*THE PROBLEM*.
Give the material once more, word for word, without any images.

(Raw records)
+-------+
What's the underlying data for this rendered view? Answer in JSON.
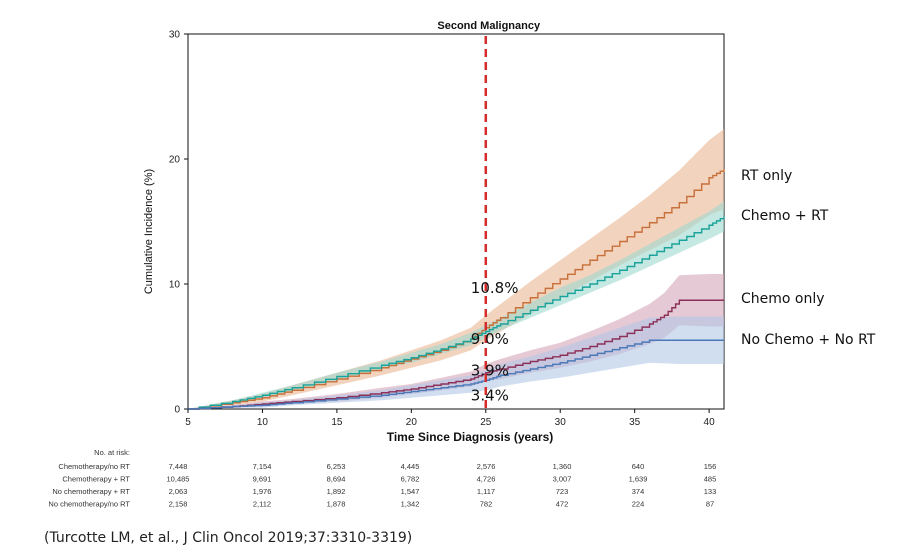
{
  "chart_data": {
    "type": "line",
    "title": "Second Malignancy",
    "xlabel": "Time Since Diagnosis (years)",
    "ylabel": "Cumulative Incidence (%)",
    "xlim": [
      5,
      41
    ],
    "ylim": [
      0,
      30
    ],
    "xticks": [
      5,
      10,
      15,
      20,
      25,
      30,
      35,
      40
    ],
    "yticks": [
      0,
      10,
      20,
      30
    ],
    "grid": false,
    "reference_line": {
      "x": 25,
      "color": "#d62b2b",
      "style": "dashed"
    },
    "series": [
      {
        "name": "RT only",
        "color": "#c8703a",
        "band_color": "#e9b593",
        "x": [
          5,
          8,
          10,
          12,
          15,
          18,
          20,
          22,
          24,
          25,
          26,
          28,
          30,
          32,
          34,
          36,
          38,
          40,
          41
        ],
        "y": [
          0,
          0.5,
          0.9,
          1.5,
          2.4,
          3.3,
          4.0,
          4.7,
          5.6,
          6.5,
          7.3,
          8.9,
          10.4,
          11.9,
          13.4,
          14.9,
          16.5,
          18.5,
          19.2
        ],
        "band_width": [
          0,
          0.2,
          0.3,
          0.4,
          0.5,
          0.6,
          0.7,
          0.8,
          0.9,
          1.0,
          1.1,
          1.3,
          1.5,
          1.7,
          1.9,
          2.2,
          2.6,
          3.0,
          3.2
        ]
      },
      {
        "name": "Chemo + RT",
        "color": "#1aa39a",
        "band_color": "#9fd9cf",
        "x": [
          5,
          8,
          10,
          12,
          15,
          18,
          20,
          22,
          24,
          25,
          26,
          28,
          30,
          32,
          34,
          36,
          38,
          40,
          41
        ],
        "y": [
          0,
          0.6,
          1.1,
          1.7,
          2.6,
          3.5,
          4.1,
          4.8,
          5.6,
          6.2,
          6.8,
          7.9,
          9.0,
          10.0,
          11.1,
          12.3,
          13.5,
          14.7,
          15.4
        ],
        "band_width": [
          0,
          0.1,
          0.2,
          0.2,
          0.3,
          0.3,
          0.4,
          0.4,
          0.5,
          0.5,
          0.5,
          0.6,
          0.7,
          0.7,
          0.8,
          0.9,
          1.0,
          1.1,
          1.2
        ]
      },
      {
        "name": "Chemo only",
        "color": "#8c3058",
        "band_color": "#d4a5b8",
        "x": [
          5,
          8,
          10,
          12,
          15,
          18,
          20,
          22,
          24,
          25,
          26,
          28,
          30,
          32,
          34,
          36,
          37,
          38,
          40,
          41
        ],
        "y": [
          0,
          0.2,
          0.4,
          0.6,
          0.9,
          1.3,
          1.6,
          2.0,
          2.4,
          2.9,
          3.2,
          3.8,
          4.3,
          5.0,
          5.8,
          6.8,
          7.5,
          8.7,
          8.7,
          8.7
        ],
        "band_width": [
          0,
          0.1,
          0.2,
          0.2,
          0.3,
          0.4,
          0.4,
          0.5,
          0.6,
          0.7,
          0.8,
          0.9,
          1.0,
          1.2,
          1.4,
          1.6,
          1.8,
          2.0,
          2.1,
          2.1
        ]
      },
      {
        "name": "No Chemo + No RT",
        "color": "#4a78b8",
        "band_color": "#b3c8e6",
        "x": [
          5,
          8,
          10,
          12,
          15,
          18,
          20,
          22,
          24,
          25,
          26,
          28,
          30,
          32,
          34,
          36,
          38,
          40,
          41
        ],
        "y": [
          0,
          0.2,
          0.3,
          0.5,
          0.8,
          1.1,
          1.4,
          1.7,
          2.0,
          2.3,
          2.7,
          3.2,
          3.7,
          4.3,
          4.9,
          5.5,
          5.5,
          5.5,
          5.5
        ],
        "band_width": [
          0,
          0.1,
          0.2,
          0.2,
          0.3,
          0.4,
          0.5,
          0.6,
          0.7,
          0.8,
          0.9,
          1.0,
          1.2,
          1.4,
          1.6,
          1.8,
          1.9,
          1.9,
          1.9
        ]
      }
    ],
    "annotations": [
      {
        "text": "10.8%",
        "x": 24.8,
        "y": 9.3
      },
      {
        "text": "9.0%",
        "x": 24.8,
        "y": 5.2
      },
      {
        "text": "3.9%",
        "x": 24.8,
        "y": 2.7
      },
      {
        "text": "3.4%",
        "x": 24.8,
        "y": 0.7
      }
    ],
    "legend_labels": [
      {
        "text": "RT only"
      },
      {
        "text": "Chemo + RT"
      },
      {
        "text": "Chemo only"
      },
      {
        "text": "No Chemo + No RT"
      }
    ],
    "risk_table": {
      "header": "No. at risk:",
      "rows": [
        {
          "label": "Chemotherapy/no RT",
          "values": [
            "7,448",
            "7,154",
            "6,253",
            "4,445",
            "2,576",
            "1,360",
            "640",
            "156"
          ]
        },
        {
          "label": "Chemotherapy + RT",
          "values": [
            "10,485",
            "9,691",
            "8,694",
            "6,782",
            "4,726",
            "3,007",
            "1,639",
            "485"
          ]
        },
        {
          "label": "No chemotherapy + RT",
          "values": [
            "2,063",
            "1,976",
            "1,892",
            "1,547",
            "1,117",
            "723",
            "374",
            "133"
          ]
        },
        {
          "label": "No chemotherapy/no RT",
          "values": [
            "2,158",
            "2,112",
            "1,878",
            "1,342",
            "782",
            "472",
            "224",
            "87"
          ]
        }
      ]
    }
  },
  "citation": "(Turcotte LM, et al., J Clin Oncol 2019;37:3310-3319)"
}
+-------+
*TASK OUTPUT*.
What's the underlying data for this rendered view? Answer in JSON.
{
  "chart_data": {
    "type": "line",
    "title": "Second Malignancy",
    "xlabel": "Time Since Diagnosis (years)",
    "ylabel": "Cumulative Incidence (%)",
    "xlim": [
      5,
      41
    ],
    "ylim": [
      0,
      30
    ],
    "xticks": [
      5,
      10,
      15,
      20,
      25,
      30,
      35,
      40
    ],
    "yticks": [
      0,
      10,
      20,
      30
    ],
    "grid": false,
    "reference_line": {
      "x": 25,
      "color": "#d62b2b",
      "style": "dashed"
    },
    "series": [
      {
        "name": "RT only",
        "color": "#c8703a",
        "band_color": "#e9b593",
        "x": [
          5,
          8,
          10,
          12,
          15,
          18,
          20,
          22,
          24,
          25,
          26,
          28,
          30,
          32,
          34,
          36,
          38,
          40,
          41
        ],
        "y": [
          0,
          0.5,
          0.9,
          1.5,
          2.4,
          3.3,
          4.0,
          4.7,
          5.6,
          6.5,
          7.3,
          8.9,
          10.4,
          11.9,
          13.4,
          14.9,
          16.5,
          18.5,
          19.2
        ],
        "band_width": [
          0,
          0.2,
          0.3,
          0.4,
          0.5,
          0.6,
          0.7,
          0.8,
          0.9,
          1.0,
          1.1,
          1.3,
          1.5,
          1.7,
          1.9,
          2.2,
          2.6,
          3.0,
          3.2
        ]
      },
      {
        "name": "Chemo + RT",
        "color": "#1aa39a",
        "band_color": "#9fd9cf",
        "x": [
          5,
          8,
          10,
          12,
          15,
          18,
          20,
          22,
          24,
          25,
          26,
          28,
          30,
          32,
          34,
          36,
          38,
          40,
          41
        ],
        "y": [
          0,
          0.6,
          1.1,
          1.7,
          2.6,
          3.5,
          4.1,
          4.8,
          5.6,
          6.2,
          6.8,
          7.9,
          9.0,
          10.0,
          11.1,
          12.3,
          13.5,
          14.7,
          15.4
        ],
        "band_width": [
          0,
          0.1,
          0.2,
          0.2,
          0.3,
          0.3,
          0.4,
          0.4,
          0.5,
          0.5,
          0.5,
          0.6,
          0.7,
          0.7,
          0.8,
          0.9,
          1.0,
          1.1,
          1.2
        ]
      },
      {
        "name": "Chemo only",
        "color": "#8c3058",
        "band_color": "#d4a5b8",
        "x": [
          5,
          8,
          10,
          12,
          15,
          18,
          20,
          22,
          24,
          25,
          26,
          28,
          30,
          32,
          34,
          36,
          37,
          38,
          40,
          41
        ],
        "y": [
          0,
          0.2,
          0.4,
          0.6,
          0.9,
          1.3,
          1.6,
          2.0,
          2.4,
          2.9,
          3.2,
          3.8,
          4.3,
          5.0,
          5.8,
          6.8,
          7.5,
          8.7,
          8.7,
          8.7
        ],
        "band_width": [
          0,
          0.1,
          0.2,
          0.2,
          0.3,
          0.4,
          0.4,
          0.5,
          0.6,
          0.7,
          0.8,
          0.9,
          1.0,
          1.2,
          1.4,
          1.6,
          1.8,
          2.0,
          2.1,
          2.1
        ]
      },
      {
        "name": "No Chemo + No RT",
        "color": "#4a78b8",
        "band_color": "#b3c8e6",
        "x": [
          5,
          8,
          10,
          12,
          15,
          18,
          20,
          22,
          24,
          25,
          26,
          28,
          30,
          32,
          34,
          36,
          38,
          40,
          41
        ],
        "y": [
          0,
          0.2,
          0.3,
          0.5,
          0.8,
          1.1,
          1.4,
          1.7,
          2.0,
          2.3,
          2.7,
          3.2,
          3.7,
          4.3,
          4.9,
          5.5,
          5.5,
          5.5,
          5.5
        ],
        "band_width": [
          0,
          0.1,
          0.2,
          0.2,
          0.3,
          0.4,
          0.5,
          0.6,
          0.7,
          0.8,
          0.9,
          1.0,
          1.2,
          1.4,
          1.6,
          1.8,
          1.9,
          1.9,
          1.9
        ]
      }
    ],
    "annotations": [
      {
        "text": "10.8%",
        "x": 24.8,
        "y": 9.3
      },
      {
        "text": "9.0%",
        "x": 24.8,
        "y": 5.2
      },
      {
        "text": "3.9%",
        "x": 24.8,
        "y": 2.7
      },
      {
        "text": "3.4%",
        "x": 24.8,
        "y": 0.7
      }
    ],
    "legend_labels": [
      {
        "text": "RT only"
      },
      {
        "text": "Chemo + RT"
      },
      {
        "text": "Chemo only"
      },
      {
        "text": "No Chemo + No RT"
      }
    ],
    "risk_table": {
      "header": "No. at risk:",
      "rows": [
        {
          "label": "Chemotherapy/no RT",
          "values": [
            "7,448",
            "7,154",
            "6,253",
            "4,445",
            "2,576",
            "1,360",
            "640",
            "156"
          ]
        },
        {
          "label": "Chemotherapy + RT",
          "values": [
            "10,485",
            "9,691",
            "8,694",
            "6,782",
            "4,726",
            "3,007",
            "1,639",
            "485"
          ]
        },
        {
          "label": "No chemotherapy + RT",
          "values": [
            "2,063",
            "1,976",
            "1,892",
            "1,547",
            "1,117",
            "723",
            "374",
            "133"
          ]
        },
        {
          "label": "No chemotherapy/no RT",
          "values": [
            "2,158",
            "2,112",
            "1,878",
            "1,342",
            "782",
            "472",
            "224",
            "87"
          ]
        }
      ]
    }
  },
  "citation": "(Turcotte LM, et al., J Clin Oncol 2019;37:3310-3319)"
}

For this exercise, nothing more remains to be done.